## WHAT THE TASK REQUIRES
Write out the complete material exactly as it stands.

(Lines of data)

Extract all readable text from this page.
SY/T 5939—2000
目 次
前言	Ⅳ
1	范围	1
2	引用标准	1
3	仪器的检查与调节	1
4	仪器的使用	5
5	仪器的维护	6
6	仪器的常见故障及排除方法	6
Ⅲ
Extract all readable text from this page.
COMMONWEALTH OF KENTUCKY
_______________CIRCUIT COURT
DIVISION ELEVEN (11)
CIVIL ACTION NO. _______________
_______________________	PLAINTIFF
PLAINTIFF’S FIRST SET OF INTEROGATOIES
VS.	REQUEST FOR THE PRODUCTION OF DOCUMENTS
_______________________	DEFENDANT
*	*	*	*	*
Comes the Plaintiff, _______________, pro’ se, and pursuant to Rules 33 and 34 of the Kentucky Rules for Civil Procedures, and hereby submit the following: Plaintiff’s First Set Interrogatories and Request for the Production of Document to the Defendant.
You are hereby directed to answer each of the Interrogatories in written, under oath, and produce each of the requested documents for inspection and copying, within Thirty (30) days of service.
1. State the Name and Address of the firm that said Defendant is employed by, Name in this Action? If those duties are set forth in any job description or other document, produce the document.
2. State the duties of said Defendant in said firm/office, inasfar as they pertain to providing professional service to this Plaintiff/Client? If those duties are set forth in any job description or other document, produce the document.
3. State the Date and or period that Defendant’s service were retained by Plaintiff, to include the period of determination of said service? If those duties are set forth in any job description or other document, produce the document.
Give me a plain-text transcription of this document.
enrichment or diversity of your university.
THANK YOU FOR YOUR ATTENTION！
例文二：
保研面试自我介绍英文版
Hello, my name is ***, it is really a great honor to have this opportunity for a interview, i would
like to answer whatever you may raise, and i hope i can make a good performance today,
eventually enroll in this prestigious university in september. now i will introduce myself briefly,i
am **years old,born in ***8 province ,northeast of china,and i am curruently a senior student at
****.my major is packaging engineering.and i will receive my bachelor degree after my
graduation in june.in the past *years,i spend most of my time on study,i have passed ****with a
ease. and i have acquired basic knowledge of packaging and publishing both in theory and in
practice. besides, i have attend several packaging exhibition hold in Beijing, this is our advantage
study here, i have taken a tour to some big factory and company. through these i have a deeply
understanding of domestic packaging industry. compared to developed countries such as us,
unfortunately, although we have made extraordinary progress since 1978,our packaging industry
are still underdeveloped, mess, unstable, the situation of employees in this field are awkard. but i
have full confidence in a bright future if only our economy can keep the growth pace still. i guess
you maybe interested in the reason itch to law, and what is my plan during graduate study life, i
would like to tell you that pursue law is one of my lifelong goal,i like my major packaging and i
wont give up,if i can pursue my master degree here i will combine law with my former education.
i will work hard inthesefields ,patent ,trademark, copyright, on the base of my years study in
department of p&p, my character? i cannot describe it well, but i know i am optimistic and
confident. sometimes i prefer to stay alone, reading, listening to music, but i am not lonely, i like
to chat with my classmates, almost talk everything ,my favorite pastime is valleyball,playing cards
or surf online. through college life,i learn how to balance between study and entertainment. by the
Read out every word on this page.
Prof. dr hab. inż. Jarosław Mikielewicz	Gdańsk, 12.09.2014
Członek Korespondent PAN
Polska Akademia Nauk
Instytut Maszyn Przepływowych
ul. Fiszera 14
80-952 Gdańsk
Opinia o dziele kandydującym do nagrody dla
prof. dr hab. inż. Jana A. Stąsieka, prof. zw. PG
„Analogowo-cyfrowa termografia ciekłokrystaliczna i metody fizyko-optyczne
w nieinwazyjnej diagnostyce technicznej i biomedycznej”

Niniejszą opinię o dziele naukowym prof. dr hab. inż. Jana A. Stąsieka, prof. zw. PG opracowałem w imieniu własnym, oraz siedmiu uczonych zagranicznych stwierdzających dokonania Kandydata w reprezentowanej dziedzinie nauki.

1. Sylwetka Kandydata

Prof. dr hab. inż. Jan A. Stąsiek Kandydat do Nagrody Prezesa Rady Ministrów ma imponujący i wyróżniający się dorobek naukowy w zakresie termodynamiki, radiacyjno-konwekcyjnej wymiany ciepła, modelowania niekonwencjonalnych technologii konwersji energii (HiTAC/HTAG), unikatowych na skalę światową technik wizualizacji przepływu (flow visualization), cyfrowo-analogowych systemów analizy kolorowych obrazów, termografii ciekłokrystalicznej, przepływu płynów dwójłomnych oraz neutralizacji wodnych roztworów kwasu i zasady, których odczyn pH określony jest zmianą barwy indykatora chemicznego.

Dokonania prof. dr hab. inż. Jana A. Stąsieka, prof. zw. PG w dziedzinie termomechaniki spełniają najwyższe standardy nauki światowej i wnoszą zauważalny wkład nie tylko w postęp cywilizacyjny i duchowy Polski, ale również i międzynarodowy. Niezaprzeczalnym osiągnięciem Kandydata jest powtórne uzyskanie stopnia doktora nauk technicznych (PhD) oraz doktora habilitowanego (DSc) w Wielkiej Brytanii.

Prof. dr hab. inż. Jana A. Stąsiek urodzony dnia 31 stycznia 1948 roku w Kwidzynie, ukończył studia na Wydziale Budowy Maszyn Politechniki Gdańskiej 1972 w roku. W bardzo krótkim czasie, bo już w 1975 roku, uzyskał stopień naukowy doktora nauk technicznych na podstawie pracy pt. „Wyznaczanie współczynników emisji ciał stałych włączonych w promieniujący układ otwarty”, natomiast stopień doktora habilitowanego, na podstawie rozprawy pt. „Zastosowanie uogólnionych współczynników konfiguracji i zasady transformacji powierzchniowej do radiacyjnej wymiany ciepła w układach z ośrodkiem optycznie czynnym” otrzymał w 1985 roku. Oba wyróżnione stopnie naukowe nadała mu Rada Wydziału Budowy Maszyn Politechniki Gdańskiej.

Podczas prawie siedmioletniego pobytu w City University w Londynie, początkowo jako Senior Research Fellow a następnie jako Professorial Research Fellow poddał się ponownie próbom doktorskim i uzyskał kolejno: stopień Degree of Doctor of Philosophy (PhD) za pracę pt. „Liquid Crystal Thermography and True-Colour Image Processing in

## WRITTEN RESPONSE
Extract all readable text from this page.
SY/T 5939—2000
目 次
前言	Ⅳ
1	范围	1
2	引用标准	1
3	仪器的检查与调节	1
4	仪器的使用	5
5	仪器的维护	6
6	仪器的常见故障及排除方法	6
Ⅲ
Extract all readable text from this page.
COMMONWEALTH OF KENTUCKY
_______________CIRCUIT COURT
DIVISION ELEVEN (11)
CIVIL ACTION NO. _______________
_______________________	PLAINTIFF
PLAINTIFF’S FIRST SET OF INTEROGATOIES
VS.	REQUEST FOR THE PRODUCTION OF DOCUMENTS
_______________________	DEFENDANT
*	*	*	*	*
Comes the Plaintiff, _______________, pro’ se, and pursuant to Rules 33 and 34 of the Kentucky Rules for Civil Procedures, and hereby submit the following: Plaintiff’s First Set Interrogatories and Request for the Production of Document to the Defendant.
You are hereby directed to answer each of the Interrogatories in written, under oath, and produce each of the requested documents for inspection and copying, within Thirty (30) days of service.
1. State the Name and Address of the firm that said Defendant is employed by, Name in this Action? If those duties are set forth in any job description or other document, produce the document.
2. State the duties of said Defendant in said firm/office, inasfar as they pertain to providing professional service to this Plaintiff/Client? If those duties are set forth in any job description or other document, produce the document.
3. State the Date and or period that Defendant’s service were retained by Plaintiff, to include the period of determination of said service? If those duties are set forth in any job description or other document, produce the document.
Give me a plain-text transcription of this document.
enrichment or diversity of your university.
THANK YOU FOR YOUR ATTENTION！
例文二：
保研面试自我介绍英文版
Hello, my name is ***, it is really a great honor to have this opportunity for a interview, i would
like to answer whatever you may raise, and i hope i can make a good performance today,
eventually enroll in this prestigious university in september. now i will introduce myself briefly,i
am **years old,born in ***8 province ,northeast of china,and i am curruently a senior student at
****.my major is packaging engineering.and i will receive my bachelor degree after my
graduation in june.in the past *years,i spend most of my time on study,i have passed ****with a
ease. and i have acquired basic knowledge of packaging and publishing both in theory and in
practice. besides, i have attend several packaging exhibition hold in Beijing, this is our advantage
study here, i have taken a tour to some big factory and company. through these i have a deeply
understanding of domestic packaging industry. compared to developed countries such as us,
unfortunately, although we have made extraordinary progress since 1978,our packaging industry
are still underdeveloped, mess, unstable, the situation of employees in this field are awkard. but i
have full confidence in a bright future if only our economy can keep the growth pace still. i guess
you maybe interested in the reason itch to law, and what is my plan during graduate study life, i
would like to tell you that pursue law is one of my lifelong goal,i like my major packaging and i
wont give up,if i can pursue my master degree here i will combine law with my former education.
i will work hard inthesefields ,patent ,trademark, copyright, on the base of my years study in
department of p&p, my character? i cannot describe it well, but i know i am optimistic and
confident. sometimes i prefer to stay alone, reading, listening to music, but i am not lonely, i like
to chat with my classmates, almost talk everything ,my favorite pastime is valleyball,playing cards
or surf online. through college life,i learn how to balance between study and entertainment. by the
Read out every word on this page.
Prof. dr hab. inż. Jarosław Mikielewicz	Gdańsk, 12.09.2014
Członek Korespondent PAN
Polska Akademia Nauk
Instytut Maszyn Przepływowych
ul. Fiszera 14
80-952 Gdańsk
Opinia o dziele kandydującym do nagrody dla
prof. dr hab. inż. Jana A. Stąsieka, prof. zw. PG
„Analogowo-cyfrowa termografia ciekłokrystaliczna i metody fizyko-optyczne
w nieinwazyjnej diagnostyce technicznej i biomedycznej”

Niniejszą opinię o dziele naukowym prof. dr hab. inż. Jana A. Stąsieka, prof. zw. PG opracowałem w imieniu własnym, oraz siedmiu uczonych zagranicznych stwierdzających dokonania Kandydata w reprezentowanej dziedzinie nauki.

1. Sylwetka Kandydata

Prof. dr hab. inż. Jan A. Stąsiek Kandydat do Nagrody Prezesa Rady Ministrów ma imponujący i wyróżniający się dorobek naukowy w zakresie termodynamiki, radiacyjno-konwekcyjnej wymiany ciepła, modelowania niekonwencjonalnych technologii konwersji energii (HiTAC/HTAG), unikatowych na skalę światową technik wizualizacji przepływu (flow visualization), cyfrowo-analogowych systemów analizy kolorowych obrazów, termografii ciekłokrystalicznej, przepływu płynów dwójłomnych oraz neutralizacji wodnych roztworów kwasu i zasady, których odczyn pH określony jest zmianą barwy indykatora chemicznego.

Dokonania prof. dr hab. inż. Jana A. Stąsieka, prof. zw. PG w dziedzinie termomechaniki spełniają najwyższe standardy nauki światowej i wnoszą zauważalny wkład nie tylko w postęp cywilizacyjny i duchowy Polski, ale również i międzynarodowy. Niezaprzeczalnym osiągnięciem Kandydata jest powtórne uzyskanie stopnia doktora nauk technicznych (PhD) oraz doktora habilitowanego (DSc) w Wielkiej Brytanii.

Prof. dr hab. inż. Jana A. Stąsiek urodzony dnia 31 stycznia 1948 roku w Kwidzynie, ukończył studia na Wydziale Budowy Maszyn Politechniki Gdańskiej 1972 w roku. W bardzo krótkim czasie, bo już w 1975 roku, uzyskał stopień naukowy doktora nauk technicznych na podstawie pracy pt. „Wyznaczanie współczynników emisji ciał stałych włączonych w promieniujący układ otwarty”, natomiast stopień doktora habilitowanego, na podstawie rozprawy pt. „Zastosowanie uogólnionych współczynników konfiguracji i zasady transformacji powierzchniowej do radiacyjnej wymiany ciepła w układach z ośrodkiem optycznie czynnym” otrzymał w 1985 roku. Oba wyróżnione stopnie naukowe nadała mu Rada Wydziału Budowy Maszyn Politechniki Gdańskiej.

Podczas prawie siedmioletniego pobytu w City University w Londynie, początkowo jako Senior Research Fellow a następnie jako Professorial Research Fellow poddał się ponownie próbom doktorskim i uzyskał kolejno: stopień Degree of Doctor of Philosophy (PhD) za pracę pt. „Liquid Crystal Thermography and True-Colour Image Processing in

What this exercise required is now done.